EXERCISE — From the entries below, copy every line that holds the word "части".

= = = = = = =

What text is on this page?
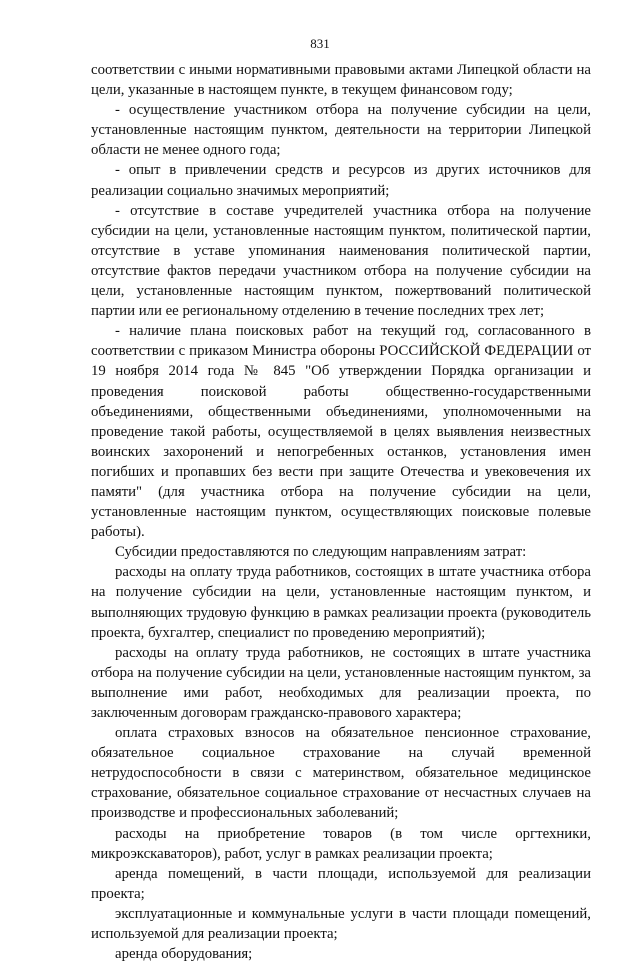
831

соответствии с иными нормативными правовыми актами Липецкой области на цели, указанные в настоящем пункте, в текущем финансовом году;

- осуществление участником отбора на получение субсидии на цели, установленные настоящим пунктом, деятельности на территории Липецкой области не менее одного года;

- опыт в привлечении средств и ресурсов из других источников для реализации социально значимых мероприятий;

- отсутствие в составе учредителей участника отбора на получение субсидии на цели, установленные настоящим пунктом, политической партии, отсутствие в уставе упоминания наименования политической партии, отсутствие фактов передачи участником отбора на получение субсидии на цели, установленные настоящим пунктом, пожертвований политической партии или ее региональному отделению в течение последних трех лет;

- наличие плана поисковых работ на текущий год, согласованного в соответствии с приказом Министра обороны РОССИЙСКОЙ ФЕДЕРАЦИИ от 19 ноября 2014 года № 845 "Об утверждении Порядка организации и проведения поисковой работы общественно-государственными объединениями, общественными объединениями, уполномоченными на проведение такой работы, осуществляемой в целях выявления неизвестных воинских захоронений и непогребенных останков, установления имен погибших и пропавших без вести при защите Отечества и увековечения их памяти" (для участника отбора на получение субсидии на цели, установленные настоящим пунктом, осуществляющих поисковые полевые работы).

Субсидии предоставляются по следующим направлениям затрат:

расходы на оплату труда работников, состоящих в штате участника отбора на получение субсидии на цели, установленные настоящим пунктом, и выполняющих трудовую функцию в рамках реализации проекта (руководитель проекта, бухгалтер, специалист по проведению мероприятий);

расходы на оплату труда работников, не состоящих в штате участника отбора на получение субсидии на цели, установленные настоящим пунктом, за выполнение ими работ, необходимых для реализации проекта, по заключенным договорам гражданско-правового характера;

оплата страховых взносов на обязательное пенсионное страхование, обязательное социальное страхование на случай временной нетрудоспособности в связи с материнством, обязательное медицинское страхование, обязательное социальное страхование от несчастных случаев на производстве и профессиональных заболеваний;

расходы на приобретение товаров (в том числе оргтехники, микроэкскаваторов), работ, услуг в рамках реализации проекта;

аренда помещений, в части площади, используемой для реализации проекта;

эксплуатационные и коммунальные услуги в части площади помещений, используемой для реализации проекта;

аренда оборудования;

= = = = = = =

FULL ANSWER —
аренда помещений, в части площади, используемой для реализации проекта;
эксплуатационные и коммунальные услуги в части площади помещений, используемой для реализации проекта;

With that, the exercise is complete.